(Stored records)

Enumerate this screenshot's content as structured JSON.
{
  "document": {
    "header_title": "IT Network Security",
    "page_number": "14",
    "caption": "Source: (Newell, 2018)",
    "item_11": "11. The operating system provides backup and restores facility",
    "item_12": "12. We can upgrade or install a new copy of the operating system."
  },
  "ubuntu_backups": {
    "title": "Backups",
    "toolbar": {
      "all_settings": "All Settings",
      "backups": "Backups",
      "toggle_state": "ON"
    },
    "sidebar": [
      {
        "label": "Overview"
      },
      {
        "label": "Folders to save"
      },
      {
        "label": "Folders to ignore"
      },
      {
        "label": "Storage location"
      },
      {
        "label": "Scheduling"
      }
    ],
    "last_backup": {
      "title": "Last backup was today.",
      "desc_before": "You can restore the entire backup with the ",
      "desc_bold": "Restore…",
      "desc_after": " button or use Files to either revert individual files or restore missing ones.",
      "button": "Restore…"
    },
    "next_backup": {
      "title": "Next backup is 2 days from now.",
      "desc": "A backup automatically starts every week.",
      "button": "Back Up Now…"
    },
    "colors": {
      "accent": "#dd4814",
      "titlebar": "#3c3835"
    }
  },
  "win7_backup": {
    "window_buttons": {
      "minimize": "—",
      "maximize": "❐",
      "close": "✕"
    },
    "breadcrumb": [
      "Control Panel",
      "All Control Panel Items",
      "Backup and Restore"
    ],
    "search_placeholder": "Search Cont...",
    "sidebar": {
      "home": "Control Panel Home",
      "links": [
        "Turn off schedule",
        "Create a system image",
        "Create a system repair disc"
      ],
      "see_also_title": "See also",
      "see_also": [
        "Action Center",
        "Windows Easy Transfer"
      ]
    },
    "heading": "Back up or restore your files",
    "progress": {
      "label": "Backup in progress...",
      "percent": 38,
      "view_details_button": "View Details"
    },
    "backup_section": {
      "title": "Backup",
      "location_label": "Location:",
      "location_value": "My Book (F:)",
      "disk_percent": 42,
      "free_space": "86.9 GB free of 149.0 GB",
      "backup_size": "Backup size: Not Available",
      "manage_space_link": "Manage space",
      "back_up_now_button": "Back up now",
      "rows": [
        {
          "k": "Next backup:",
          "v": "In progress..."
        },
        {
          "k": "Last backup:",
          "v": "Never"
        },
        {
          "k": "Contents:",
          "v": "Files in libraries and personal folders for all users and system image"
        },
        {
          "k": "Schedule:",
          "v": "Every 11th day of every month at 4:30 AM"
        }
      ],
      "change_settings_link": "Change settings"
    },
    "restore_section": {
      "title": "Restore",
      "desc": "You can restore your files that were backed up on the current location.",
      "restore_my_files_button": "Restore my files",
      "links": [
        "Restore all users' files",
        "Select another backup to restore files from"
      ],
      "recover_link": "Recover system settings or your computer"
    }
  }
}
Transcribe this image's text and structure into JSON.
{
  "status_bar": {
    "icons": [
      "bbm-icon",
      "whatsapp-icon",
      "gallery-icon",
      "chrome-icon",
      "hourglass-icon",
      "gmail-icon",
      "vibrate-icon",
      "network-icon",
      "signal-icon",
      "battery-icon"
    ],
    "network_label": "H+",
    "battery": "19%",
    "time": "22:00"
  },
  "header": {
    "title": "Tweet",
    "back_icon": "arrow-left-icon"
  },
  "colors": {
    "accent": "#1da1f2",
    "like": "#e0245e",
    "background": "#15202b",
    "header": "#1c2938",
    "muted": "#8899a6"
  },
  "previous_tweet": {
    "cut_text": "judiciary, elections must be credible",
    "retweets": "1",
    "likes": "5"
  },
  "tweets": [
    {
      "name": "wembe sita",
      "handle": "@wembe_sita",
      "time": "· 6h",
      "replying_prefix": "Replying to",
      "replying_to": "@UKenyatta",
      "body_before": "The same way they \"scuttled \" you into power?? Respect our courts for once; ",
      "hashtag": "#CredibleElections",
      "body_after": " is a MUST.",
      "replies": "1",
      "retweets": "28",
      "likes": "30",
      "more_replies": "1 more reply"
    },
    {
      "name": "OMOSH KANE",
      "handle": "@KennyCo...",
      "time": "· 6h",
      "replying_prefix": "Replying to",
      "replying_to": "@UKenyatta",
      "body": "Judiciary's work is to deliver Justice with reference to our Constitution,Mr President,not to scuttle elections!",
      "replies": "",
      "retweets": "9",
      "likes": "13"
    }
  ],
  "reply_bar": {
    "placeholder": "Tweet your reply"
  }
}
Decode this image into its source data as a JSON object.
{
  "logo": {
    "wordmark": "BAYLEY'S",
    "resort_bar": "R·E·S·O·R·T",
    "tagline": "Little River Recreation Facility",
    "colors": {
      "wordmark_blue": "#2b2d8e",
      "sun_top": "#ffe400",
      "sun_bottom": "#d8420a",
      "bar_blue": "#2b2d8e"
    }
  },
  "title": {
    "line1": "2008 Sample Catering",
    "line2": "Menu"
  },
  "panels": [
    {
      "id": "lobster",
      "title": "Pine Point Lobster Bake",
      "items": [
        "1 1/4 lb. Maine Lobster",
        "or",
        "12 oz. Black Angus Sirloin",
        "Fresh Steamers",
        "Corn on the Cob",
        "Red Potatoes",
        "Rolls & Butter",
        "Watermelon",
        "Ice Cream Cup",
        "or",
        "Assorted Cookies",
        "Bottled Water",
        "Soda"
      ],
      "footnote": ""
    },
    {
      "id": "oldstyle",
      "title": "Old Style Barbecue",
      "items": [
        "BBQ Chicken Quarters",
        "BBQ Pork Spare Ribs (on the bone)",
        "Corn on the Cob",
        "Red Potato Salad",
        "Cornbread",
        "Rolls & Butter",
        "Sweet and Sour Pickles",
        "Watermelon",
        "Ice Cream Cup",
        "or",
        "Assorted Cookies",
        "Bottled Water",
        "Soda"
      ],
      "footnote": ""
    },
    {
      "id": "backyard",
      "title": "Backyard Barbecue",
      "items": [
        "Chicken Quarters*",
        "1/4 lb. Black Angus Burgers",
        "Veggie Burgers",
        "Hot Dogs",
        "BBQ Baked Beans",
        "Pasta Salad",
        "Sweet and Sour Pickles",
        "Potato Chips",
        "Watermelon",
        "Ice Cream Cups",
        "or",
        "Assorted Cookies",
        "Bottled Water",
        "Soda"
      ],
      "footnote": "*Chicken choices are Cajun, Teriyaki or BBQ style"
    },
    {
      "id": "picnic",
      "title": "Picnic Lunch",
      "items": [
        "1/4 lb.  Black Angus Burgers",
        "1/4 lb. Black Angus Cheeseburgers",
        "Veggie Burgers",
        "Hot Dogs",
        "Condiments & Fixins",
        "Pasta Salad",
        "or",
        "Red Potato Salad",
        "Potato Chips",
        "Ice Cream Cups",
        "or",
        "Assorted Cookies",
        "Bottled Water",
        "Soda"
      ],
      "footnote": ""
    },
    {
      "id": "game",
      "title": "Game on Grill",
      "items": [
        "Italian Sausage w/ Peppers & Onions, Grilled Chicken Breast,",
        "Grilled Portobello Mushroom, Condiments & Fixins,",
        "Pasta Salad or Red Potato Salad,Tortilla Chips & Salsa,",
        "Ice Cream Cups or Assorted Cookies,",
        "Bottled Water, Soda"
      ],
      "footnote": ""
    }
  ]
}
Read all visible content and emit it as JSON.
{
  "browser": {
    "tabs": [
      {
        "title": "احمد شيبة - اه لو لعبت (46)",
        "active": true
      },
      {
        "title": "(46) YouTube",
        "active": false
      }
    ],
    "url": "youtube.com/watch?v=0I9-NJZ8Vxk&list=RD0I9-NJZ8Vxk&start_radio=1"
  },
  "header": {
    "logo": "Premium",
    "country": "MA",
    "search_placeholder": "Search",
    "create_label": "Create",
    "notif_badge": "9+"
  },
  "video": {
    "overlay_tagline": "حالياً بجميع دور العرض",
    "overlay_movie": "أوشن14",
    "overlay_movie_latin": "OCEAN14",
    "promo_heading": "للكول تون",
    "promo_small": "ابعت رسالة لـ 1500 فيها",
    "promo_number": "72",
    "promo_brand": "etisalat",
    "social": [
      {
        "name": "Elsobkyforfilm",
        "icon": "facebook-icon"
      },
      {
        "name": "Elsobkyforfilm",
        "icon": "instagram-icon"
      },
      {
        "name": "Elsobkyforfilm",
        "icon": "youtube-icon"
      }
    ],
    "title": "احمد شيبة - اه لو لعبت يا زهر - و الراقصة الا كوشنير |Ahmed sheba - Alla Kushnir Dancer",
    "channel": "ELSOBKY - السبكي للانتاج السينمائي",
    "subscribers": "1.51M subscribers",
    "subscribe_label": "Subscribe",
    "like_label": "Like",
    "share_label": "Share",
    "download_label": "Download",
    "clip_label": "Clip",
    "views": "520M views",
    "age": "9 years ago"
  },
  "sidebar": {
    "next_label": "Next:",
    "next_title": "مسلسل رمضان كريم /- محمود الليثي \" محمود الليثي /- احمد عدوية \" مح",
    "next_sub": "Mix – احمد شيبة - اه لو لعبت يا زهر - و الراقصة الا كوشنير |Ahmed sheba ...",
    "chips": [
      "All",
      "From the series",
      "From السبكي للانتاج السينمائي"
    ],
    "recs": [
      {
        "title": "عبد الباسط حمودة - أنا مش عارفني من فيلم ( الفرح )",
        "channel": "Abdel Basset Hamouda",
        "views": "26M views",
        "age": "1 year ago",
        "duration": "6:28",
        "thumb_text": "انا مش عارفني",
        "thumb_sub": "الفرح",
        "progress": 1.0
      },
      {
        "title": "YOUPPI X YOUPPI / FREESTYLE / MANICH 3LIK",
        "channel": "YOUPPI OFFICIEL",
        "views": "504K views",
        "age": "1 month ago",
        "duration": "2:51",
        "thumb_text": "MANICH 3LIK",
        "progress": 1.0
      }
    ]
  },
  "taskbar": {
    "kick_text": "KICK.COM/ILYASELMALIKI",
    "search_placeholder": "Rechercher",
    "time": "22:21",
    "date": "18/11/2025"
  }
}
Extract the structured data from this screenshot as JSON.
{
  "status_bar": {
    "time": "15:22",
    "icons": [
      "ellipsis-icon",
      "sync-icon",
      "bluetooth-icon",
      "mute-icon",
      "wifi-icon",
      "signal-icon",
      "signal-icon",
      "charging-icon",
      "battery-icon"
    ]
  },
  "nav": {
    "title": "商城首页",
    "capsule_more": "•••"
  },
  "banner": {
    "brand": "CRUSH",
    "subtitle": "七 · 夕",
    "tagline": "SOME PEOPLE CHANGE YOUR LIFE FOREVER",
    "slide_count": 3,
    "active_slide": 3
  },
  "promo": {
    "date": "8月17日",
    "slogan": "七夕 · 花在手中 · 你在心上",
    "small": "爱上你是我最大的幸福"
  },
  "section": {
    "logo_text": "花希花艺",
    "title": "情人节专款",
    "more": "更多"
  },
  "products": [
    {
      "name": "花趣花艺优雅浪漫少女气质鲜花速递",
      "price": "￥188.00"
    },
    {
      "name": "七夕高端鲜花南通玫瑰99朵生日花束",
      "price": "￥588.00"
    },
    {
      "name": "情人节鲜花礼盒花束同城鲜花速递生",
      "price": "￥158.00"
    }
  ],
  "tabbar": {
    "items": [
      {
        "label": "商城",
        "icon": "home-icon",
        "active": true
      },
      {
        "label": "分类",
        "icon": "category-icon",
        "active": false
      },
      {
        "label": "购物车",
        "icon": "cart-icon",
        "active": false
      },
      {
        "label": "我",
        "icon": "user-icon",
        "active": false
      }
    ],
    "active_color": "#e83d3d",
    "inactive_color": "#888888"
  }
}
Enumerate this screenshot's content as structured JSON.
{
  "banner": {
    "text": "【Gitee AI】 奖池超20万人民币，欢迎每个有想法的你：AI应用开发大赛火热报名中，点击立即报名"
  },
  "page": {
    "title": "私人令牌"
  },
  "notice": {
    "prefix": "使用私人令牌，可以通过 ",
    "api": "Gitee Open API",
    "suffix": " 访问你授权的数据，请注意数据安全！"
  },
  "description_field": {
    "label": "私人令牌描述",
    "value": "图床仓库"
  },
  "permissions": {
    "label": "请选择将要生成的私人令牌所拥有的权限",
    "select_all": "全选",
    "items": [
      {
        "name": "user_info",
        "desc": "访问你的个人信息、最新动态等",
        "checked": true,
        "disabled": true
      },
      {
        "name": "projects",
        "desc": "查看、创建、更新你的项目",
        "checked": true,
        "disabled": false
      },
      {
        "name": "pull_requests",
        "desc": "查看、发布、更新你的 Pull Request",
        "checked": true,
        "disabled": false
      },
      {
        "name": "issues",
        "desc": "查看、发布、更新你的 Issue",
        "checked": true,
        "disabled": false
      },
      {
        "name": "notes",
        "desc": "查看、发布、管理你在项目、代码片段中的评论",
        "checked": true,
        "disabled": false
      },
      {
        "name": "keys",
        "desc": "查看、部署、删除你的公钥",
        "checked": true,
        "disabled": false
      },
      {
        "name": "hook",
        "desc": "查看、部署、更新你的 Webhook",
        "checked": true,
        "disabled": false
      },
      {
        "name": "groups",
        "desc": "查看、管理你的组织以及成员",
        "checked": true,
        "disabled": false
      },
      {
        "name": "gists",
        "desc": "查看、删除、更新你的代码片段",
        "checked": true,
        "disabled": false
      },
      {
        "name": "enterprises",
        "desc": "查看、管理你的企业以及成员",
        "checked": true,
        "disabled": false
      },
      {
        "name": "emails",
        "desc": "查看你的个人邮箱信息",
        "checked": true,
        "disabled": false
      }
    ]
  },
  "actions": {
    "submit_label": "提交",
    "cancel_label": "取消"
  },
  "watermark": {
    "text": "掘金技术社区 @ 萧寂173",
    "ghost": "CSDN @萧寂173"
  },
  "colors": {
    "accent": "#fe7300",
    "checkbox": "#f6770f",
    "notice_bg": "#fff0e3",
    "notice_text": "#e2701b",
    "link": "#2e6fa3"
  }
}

- Set exercise: Which lines include the word "progress"? List them all.

- The completed task:
    "progress": {
      "label": "Backup in progress...",
          "v": "In progress..."
        "progress": 1.0
        "progress": 1.0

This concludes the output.